**Rows:**
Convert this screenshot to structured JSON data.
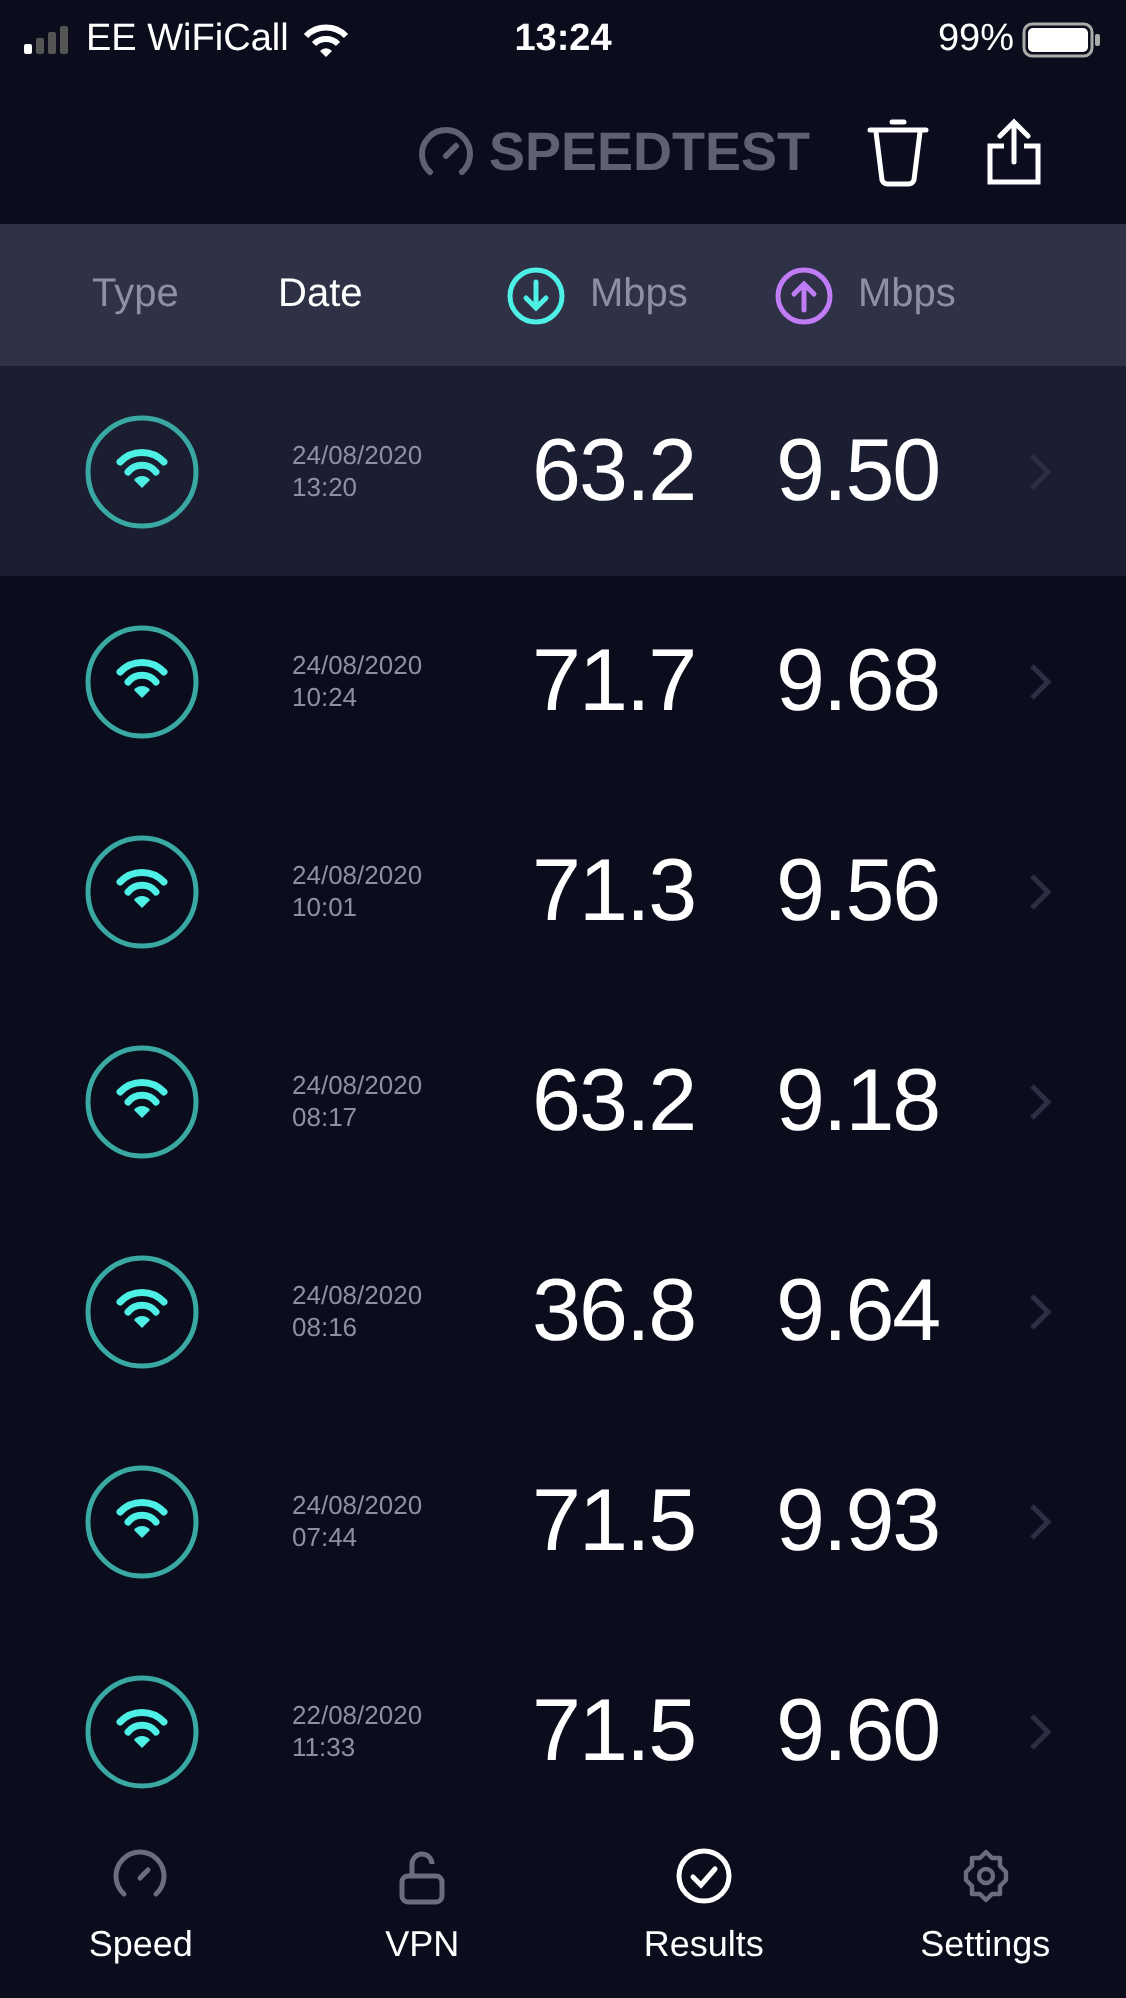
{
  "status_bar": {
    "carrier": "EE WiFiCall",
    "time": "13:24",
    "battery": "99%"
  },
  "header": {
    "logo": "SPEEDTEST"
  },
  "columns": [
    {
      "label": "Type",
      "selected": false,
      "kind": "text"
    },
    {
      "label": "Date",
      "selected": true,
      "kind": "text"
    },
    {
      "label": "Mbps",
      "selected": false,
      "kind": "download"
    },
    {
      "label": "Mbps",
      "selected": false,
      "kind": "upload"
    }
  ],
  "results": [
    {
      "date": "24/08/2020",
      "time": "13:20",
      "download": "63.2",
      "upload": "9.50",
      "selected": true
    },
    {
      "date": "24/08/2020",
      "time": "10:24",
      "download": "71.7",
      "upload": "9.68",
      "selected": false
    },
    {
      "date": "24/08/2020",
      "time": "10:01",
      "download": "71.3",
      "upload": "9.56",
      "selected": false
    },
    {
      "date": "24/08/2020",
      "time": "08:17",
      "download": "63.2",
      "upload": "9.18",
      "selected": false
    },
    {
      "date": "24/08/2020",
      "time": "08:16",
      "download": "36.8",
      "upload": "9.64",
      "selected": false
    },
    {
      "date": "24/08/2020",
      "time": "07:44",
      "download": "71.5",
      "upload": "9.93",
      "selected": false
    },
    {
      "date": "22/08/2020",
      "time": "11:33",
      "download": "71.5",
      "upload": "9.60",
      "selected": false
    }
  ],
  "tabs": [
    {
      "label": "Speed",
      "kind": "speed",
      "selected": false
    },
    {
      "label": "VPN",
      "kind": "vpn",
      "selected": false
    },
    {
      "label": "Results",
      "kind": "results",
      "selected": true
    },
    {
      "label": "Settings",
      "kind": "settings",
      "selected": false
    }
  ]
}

**Brief:** In the records, locate each line holding the string "download" and copy it.

**Exercise answer:**
      "kind": "download"
      "download": "63.2",
      "download": "71.7",
      "download": "71.3",
      "download": "63.2",
      "download": "36.8",
      "download": "71.5",
      "download": "71.5",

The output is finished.